**WHAT THE TASK ASKS**
Count each line in which the word "watermark" appears. Reply with the total and nothing more.

Records from a data collection
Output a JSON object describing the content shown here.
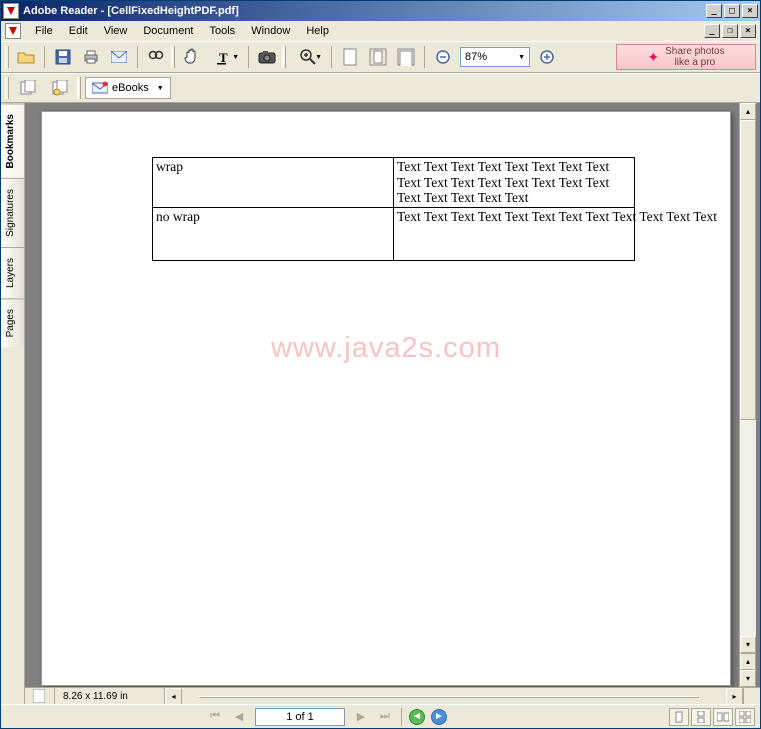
{
  "window": {
    "title": "Adobe Reader - [CellFixedHeightPDF.pdf]"
  },
  "menus": {
    "file": "File",
    "edit": "Edit",
    "view": "View",
    "document": "Document",
    "tools": "Tools",
    "window": "Window",
    "help": "Help"
  },
  "toolbar": {
    "zoom_value": "87%",
    "promo_line1": "Share photos",
    "promo_line2": "like a pro",
    "ebooks_label": "eBooks"
  },
  "sidebar": {
    "tabs": {
      "bookmarks": "Bookmarks",
      "signatures": "Signatures",
      "layers": "Layers",
      "pages": "Pages"
    }
  },
  "document": {
    "watermark": "www.java2s.com",
    "table": {
      "r1c1": "wrap",
      "r1c2": "Text Text Text Text Text Text Text Text Text Text Text Text Text Text Text Text Text Text Text Text Text",
      "r2c1": "no wrap",
      "r2c2": "Text Text Text Text Text Text Text Text Text Text Text Text"
    }
  },
  "status": {
    "page_size": "8.26 x 11.69 in",
    "page_of": "1 of 1"
  }
}
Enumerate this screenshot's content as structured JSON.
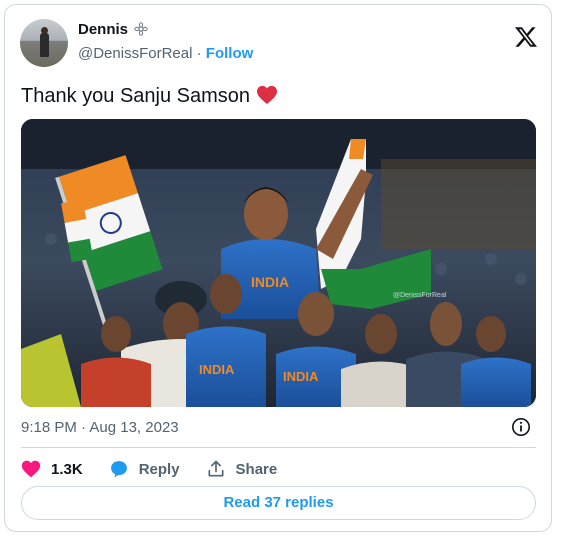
{
  "author": {
    "display_name": "Dennis",
    "badge_icon": "flower-badge-icon",
    "handle": "@DenissForReal",
    "separator": "·",
    "follow_label": "Follow"
  },
  "brand_icon": "x-logo-icon",
  "tweet": {
    "text": "Thank you Sanju Samson",
    "emoji_icon": "red-heart-icon"
  },
  "media": {
    "watermark": "@DenissForReal",
    "jersey_text": "INDIA",
    "description_icon": "cricket-celebration-photo"
  },
  "meta": {
    "time": "9:18 PM",
    "separator": "·",
    "date": "Aug 13, 2023"
  },
  "actions": {
    "like_count": "1.3K",
    "reply_label": "Reply",
    "share_label": "Share"
  },
  "read_replies_label": "Read 37 replies",
  "colors": {
    "accent": "#1d9bf0",
    "like": "#f91880",
    "text": "#0f1419",
    "muted": "#536471",
    "border": "#cfd9de"
  }
}
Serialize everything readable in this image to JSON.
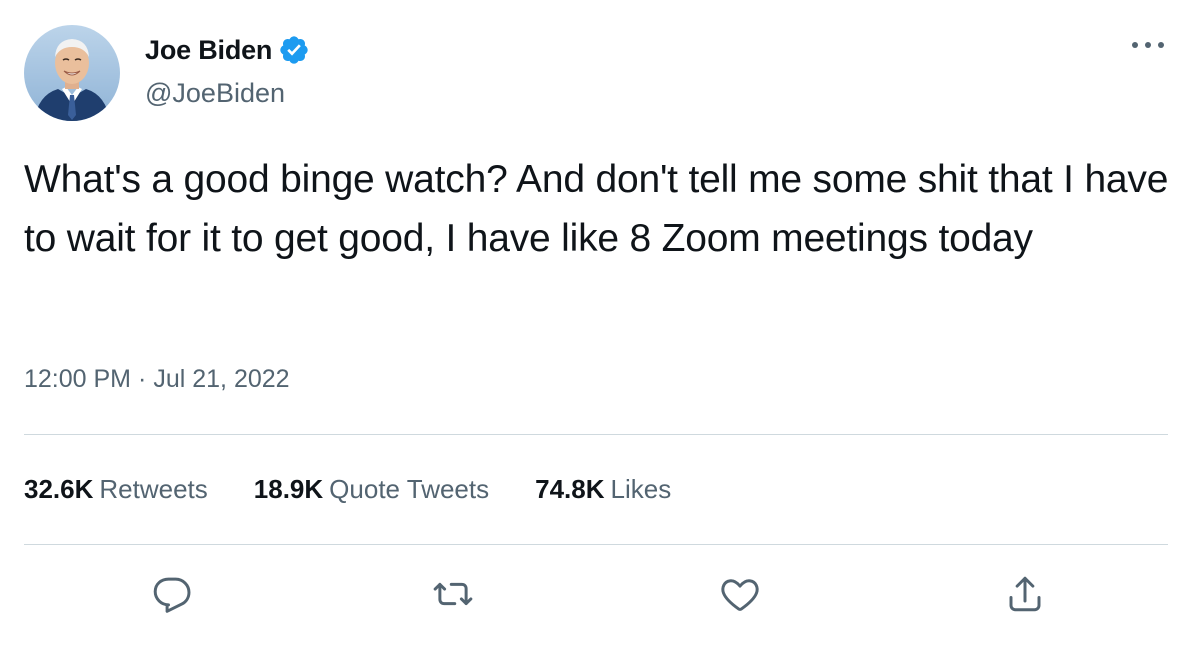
{
  "author": {
    "display_name": "Joe Biden",
    "handle": "@JoeBiden",
    "verified": true,
    "avatar_icon": "user-avatar-photo"
  },
  "tweet": {
    "text": "What's a good binge watch? And don't tell me some shit that I have to wait for it to get good, I have like 8 Zoom meetings today",
    "time": "12:00 PM",
    "separator": "·",
    "date": "Jul 21, 2022"
  },
  "stats": {
    "retweets": {
      "count": "32.6K",
      "label": "Retweets"
    },
    "quote_tweets": {
      "count": "18.9K",
      "label": "Quote Tweets"
    },
    "likes": {
      "count": "74.8K",
      "label": "Likes"
    }
  },
  "actions": [
    {
      "name": "reply",
      "icon": "reply-icon"
    },
    {
      "name": "retweet",
      "icon": "retweet-icon"
    },
    {
      "name": "like",
      "icon": "heart-icon"
    },
    {
      "name": "share",
      "icon": "share-icon"
    }
  ],
  "colors": {
    "text_primary": "#0f1419",
    "text_secondary": "#536471",
    "verified_blue": "#1d9bf0",
    "divider": "#cfd9de"
  }
}
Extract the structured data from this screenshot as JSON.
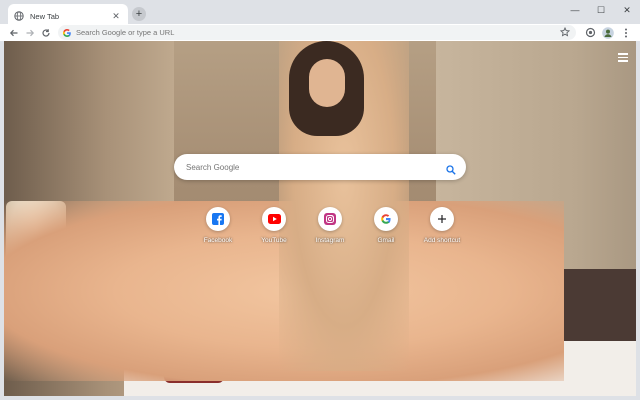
{
  "tab": {
    "title": "New Tab",
    "close": "✕",
    "favicon": "globe-icon"
  },
  "new_tab_button": "+",
  "window_controls": {
    "minimize": "—",
    "maximize": "☐",
    "close": "✕"
  },
  "toolbar": {
    "back": "back-icon",
    "forward": "forward-icon",
    "reload": "reload-icon",
    "omnibox_placeholder": "Search Google or type a URL",
    "bookmark": "star-icon",
    "extension": "extension-icon",
    "profile": "avatar",
    "menu": "kebab-menu-icon"
  },
  "newtab": {
    "search_placeholder": "Search Google",
    "menu_icon": "hamburger-icon",
    "shortcuts": [
      {
        "label": "Facebook",
        "icon": "facebook-icon",
        "color": "#1877f2"
      },
      {
        "label": "YouTube",
        "icon": "youtube-icon",
        "color": "#ff0000"
      },
      {
        "label": "Instagram",
        "icon": "instagram-icon",
        "color": "#c13584"
      },
      {
        "label": "Gmail",
        "icon": "google-icon",
        "color": "#4285f4"
      },
      {
        "label": "Add shortcut",
        "icon": "plus-icon",
        "color": "#202124"
      }
    ]
  }
}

**SOLUTION**
2